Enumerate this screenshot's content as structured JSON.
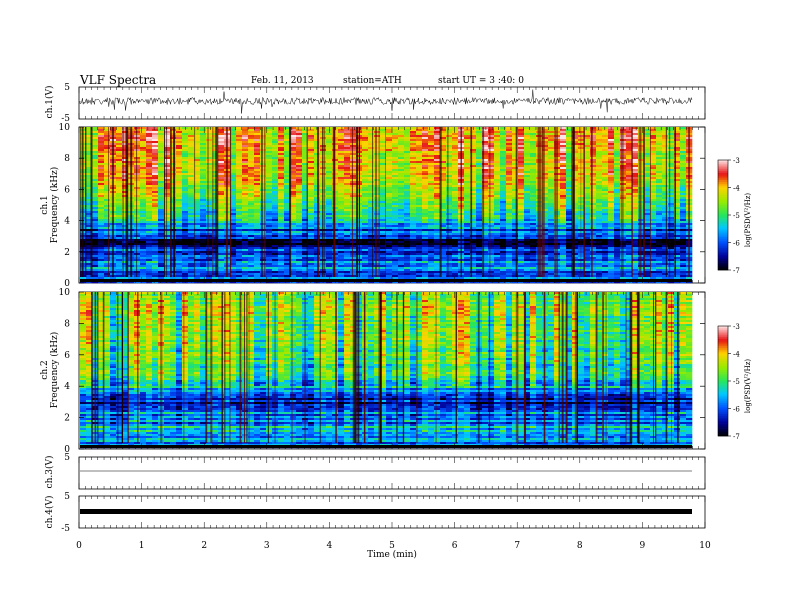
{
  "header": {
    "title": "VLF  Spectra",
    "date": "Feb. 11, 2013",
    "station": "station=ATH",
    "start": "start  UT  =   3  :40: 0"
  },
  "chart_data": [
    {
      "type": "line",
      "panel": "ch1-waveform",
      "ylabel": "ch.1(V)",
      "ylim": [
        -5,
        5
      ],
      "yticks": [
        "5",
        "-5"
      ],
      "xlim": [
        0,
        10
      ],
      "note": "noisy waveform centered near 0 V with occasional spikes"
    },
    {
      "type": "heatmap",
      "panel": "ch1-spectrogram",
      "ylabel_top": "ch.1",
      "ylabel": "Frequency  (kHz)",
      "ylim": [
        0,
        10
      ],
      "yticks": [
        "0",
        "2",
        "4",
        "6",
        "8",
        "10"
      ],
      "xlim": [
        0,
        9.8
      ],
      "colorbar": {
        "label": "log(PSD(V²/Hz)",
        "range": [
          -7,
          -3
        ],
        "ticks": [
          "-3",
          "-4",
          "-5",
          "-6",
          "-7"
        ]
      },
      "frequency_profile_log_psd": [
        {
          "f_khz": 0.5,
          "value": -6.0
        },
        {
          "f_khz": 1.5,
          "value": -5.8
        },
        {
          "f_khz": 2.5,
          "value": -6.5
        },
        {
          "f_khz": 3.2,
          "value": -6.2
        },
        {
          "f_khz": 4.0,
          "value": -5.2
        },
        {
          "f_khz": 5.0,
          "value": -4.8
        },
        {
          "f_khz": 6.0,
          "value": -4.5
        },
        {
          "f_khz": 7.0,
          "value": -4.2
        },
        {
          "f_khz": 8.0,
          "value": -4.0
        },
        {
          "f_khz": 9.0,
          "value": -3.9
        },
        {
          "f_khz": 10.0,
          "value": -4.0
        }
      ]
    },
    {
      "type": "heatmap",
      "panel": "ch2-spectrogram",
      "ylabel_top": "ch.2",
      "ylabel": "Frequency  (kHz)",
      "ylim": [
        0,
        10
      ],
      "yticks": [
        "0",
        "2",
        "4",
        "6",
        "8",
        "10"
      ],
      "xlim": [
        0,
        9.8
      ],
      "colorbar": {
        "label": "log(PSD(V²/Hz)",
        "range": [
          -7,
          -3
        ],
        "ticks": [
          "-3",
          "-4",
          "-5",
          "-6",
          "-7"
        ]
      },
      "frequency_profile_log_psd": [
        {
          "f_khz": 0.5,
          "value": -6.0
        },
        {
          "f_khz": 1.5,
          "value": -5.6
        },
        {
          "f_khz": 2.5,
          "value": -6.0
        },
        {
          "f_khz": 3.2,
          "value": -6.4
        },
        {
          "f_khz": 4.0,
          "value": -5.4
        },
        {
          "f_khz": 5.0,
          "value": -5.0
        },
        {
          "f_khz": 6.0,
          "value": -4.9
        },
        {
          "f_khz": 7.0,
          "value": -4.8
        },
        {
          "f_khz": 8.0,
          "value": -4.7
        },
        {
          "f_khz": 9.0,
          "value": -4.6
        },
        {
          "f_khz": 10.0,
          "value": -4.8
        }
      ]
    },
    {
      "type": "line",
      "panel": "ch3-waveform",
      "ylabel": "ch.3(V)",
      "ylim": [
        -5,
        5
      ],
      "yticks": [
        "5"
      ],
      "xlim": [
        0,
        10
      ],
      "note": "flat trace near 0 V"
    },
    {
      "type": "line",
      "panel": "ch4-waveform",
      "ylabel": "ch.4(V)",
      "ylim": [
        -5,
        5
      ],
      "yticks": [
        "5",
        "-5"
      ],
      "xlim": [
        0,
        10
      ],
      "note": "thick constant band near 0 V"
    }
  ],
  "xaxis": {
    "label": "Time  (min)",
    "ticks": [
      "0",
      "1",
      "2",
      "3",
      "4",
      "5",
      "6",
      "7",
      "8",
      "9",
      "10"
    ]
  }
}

⁂

◆ What is expected
Omit each picture, then return all of the listing exactly as it stands.

◆ Written answer
Enumerate this screenshot's content as structured JSON.
{
  "header": {
    "title": "VLF  Spectra",
    "date": "Feb. 11, 2013",
    "station": "station=ATH",
    "start": "start  UT  =   3  :40: 0"
  },
  "chart_data": [
    {
      "type": "line",
      "panel": "ch1-waveform",
      "ylabel": "ch.1(V)",
      "ylim": [
        -5,
        5
      ],
      "yticks": [
        "5",
        "-5"
      ],
      "xlim": [
        0,
        10
      ],
      "note": "noisy waveform centered near 0 V with occasional spikes"
    },
    {
      "type": "heatmap",
      "panel": "ch1-spectrogram",
      "ylabel_top": "ch.1",
      "ylabel": "Frequency  (kHz)",
      "ylim": [
        0,
        10
      ],
      "yticks": [
        "0",
        "2",
        "4",
        "6",
        "8",
        "10"
      ],
      "xlim": [
        0,
        9.8
      ],
      "colorbar": {
        "label": "log(PSD(V²/Hz)",
        "range": [
          -7,
          -3
        ],
        "ticks": [
          "-3",
          "-4",
          "-5",
          "-6",
          "-7"
        ]
      },
      "frequency_profile_log_psd": [
        {
          "f_khz": 0.5,
          "value": -6.0
        },
        {
          "f_khz": 1.5,
          "value": -5.8
        },
        {
          "f_khz": 2.5,
          "value": -6.5
        },
        {
          "f_khz": 3.2,
          "value": -6.2
        },
        {
          "f_khz": 4.0,
          "value": -5.2
        },
        {
          "f_khz": 5.0,
          "value": -4.8
        },
        {
          "f_khz": 6.0,
          "value": -4.5
        },
        {
          "f_khz": 7.0,
          "value": -4.2
        },
        {
          "f_khz": 8.0,
          "value": -4.0
        },
        {
          "f_khz": 9.0,
          "value": -3.9
        },
        {
          "f_khz": 10.0,
          "value": -4.0
        }
      ]
    },
    {
      "type": "heatmap",
      "panel": "ch2-spectrogram",
      "ylabel_top": "ch.2",
      "ylabel": "Frequency  (kHz)",
      "ylim": [
        0,
        10
      ],
      "yticks": [
        "0",
        "2",
        "4",
        "6",
        "8",
        "10"
      ],
      "xlim": [
        0,
        9.8
      ],
      "colorbar": {
        "label": "log(PSD(V²/Hz)",
        "range": [
          -7,
          -3
        ],
        "ticks": [
          "-3",
          "-4",
          "-5",
          "-6",
          "-7"
        ]
      },
      "frequency_profile_log_psd": [
        {
          "f_khz": 0.5,
          "value": -6.0
        },
        {
          "f_khz": 1.5,
          "value": -5.6
        },
        {
          "f_khz": 2.5,
          "value": -6.0
        },
        {
          "f_khz": 3.2,
          "value": -6.4
        },
        {
          "f_khz": 4.0,
          "value": -5.4
        },
        {
          "f_khz": 5.0,
          "value": -5.0
        },
        {
          "f_khz": 6.0,
          "value": -4.9
        },
        {
          "f_khz": 7.0,
          "value": -4.8
        },
        {
          "f_khz": 8.0,
          "value": -4.7
        },
        {
          "f_khz": 9.0,
          "value": -4.6
        },
        {
          "f_khz": 10.0,
          "value": -4.8
        }
      ]
    },
    {
      "type": "line",
      "panel": "ch3-waveform",
      "ylabel": "ch.3(V)",
      "ylim": [
        -5,
        5
      ],
      "yticks": [
        "5"
      ],
      "xlim": [
        0,
        10
      ],
      "note": "flat trace near 0 V"
    },
    {
      "type": "line",
      "panel": "ch4-waveform",
      "ylabel": "ch.4(V)",
      "ylim": [
        -5,
        5
      ],
      "yticks": [
        "5",
        "-5"
      ],
      "xlim": [
        0,
        10
      ],
      "note": "thick constant band near 0 V"
    }
  ],
  "xaxis": {
    "label": "Time  (min)",
    "ticks": [
      "0",
      "1",
      "2",
      "3",
      "4",
      "5",
      "6",
      "7",
      "8",
      "9",
      "10"
    ]
  }
}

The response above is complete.